Extend the Q&A on digital debt securities below, starting right after its final sentence.

- _TEXT FOR ANALYSIS_:
☆ ☆ ☆ ☆

Q. With the rise of tokenized assets, how do you see digital debt securities evolving in the next five years?
The digital bond market is experiencing rapid expansion, currently valued at approximately €3 billion in 2024, reflecting a 260% year-over-year increase. Projections suggest this market could grow to €10 billion by 2025 and reach €35-40 billion by 2026, driven by institutional adoption and the tokenization of diverse debt instruments (DESK 2025).
Platforms like Obligate play a pivotal role in this transformation by providing the infrastructure needed to issue, manage, and automate digital debt securities. Our emphasis on efficiency, transparency, and compliance is key to scaling adoption among both borrowers and institutional investors.
One of the main challenges I see today is the limited development of regulated secondary markets with sufficient liquidity for digital debt securities. However, platforms such as 21X, Rulematch, and Archax are actively working to bridge this gap. Over the next five years, we expect significant advancements in secondary market infrastructure, further solidifying digital assets as a mainstream investment class within institutional finance.
Q. Obligate has integrated collateralized bonds into its platform. How does this feature enhance security for investors?
Collateralized bonds are backed by assets (e.g. real world assets or crypto assets) that serve as security for the investors. This means that if the issuer defaults on their debt obligations, investors have a claim on the collateral to recover their investment. This significantly reduces the risk of losing their entire investment.
Beyond asset backing, Obligates blockchain technology ensures full transparency throughout the bond’s lifecycle. All product-related information, including collateral details, is recorded on-chain, allowing investors to independently verify both the existence and value of the collateral at any time.
The immutability of blockchain further strengthens investor protection by ensuring that collateralization records cannot be altered or manipulated. This creates an auditable, tamper-proof record, providing a verifiable security framework that enhances trust and risk management in digital bond markets.

☆ ☆ ☆ ☆

[Entries drawn from a collection]
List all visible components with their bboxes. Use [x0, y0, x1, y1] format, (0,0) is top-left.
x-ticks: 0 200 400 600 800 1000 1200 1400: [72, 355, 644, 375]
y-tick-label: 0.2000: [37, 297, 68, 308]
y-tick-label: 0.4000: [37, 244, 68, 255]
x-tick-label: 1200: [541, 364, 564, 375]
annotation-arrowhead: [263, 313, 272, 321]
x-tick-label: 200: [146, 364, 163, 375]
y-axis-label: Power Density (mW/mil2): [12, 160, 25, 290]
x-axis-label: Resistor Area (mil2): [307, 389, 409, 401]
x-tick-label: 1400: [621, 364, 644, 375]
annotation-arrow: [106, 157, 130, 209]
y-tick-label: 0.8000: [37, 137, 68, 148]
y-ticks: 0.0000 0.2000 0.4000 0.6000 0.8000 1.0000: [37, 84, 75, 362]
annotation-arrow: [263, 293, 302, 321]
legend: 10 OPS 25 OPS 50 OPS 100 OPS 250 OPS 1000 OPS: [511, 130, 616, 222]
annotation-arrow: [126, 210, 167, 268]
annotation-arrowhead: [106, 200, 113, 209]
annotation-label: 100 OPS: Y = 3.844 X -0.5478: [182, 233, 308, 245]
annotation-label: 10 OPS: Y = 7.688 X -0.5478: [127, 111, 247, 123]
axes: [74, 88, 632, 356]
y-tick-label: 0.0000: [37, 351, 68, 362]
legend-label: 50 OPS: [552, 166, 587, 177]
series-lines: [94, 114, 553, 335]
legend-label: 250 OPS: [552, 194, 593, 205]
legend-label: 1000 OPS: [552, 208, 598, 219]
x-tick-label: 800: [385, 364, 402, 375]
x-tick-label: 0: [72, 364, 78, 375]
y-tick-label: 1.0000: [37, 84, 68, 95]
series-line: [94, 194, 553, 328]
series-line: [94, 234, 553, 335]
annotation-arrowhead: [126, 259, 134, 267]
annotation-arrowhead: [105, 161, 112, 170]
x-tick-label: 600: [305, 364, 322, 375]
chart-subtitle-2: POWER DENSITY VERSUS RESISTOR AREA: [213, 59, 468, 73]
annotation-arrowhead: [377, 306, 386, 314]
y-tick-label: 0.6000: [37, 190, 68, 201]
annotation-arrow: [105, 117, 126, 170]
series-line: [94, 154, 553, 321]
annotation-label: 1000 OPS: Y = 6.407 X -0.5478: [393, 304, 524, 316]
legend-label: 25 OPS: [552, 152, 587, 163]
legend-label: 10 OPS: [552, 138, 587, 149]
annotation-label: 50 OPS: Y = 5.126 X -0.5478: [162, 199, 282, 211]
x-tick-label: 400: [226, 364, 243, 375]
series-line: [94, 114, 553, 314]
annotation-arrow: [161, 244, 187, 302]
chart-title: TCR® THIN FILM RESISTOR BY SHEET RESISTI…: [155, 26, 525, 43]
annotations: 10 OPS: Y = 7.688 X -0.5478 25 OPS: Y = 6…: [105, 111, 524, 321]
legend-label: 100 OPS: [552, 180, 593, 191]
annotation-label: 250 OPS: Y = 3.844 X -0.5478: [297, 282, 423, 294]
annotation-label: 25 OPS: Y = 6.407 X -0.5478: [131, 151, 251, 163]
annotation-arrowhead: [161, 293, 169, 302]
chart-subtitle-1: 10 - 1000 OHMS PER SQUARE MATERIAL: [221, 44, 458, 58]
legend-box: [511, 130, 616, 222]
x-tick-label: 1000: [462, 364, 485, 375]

☆ ☆ ☆ ☆

- _WRITTEN RESPONSE_:
Q. As someone deeply involved in blockchain-based finance, what advice would you give to institutions looking to explore this space?
Firstly, blockchain is a strategic enabler, not a one-size-fits-all solution. Institutions must define clear objectives—whether to enhance liquidity, reduce settlement times, access new asset classes, or improve efficiencies—to develop a targeted blockchain strategy that delivers real value.
Secondly, with the rapidly evolving regulatory landscape, working closely with legal teams and regulators is essential to ensuring compliance with frameworks like Swiss DLT Law, MiCA, and SEC guidance. Robust institutional governance is critical for long-term adoption.
And lastly, rather than building in-house, institutions can leverage regulated platforms such as Obligate for tokenized private debt or other RWA-focused solutions to access compliant blockchain-based financial products. Partnering with trusted infrastructure providers reduces execution risk and ensures seamless integration.
Obligate is at the forefront of bridging traditional and digital economies through blockchain-based capital markets infrastructure. As the industry continues to evolve, their approach to regulatory-compliant, on-chain debt securities is paving the way for broader institutional adoption. We thank Nadine Gisdon for sharing her insights and shedding light on the exciting opportunities ahead.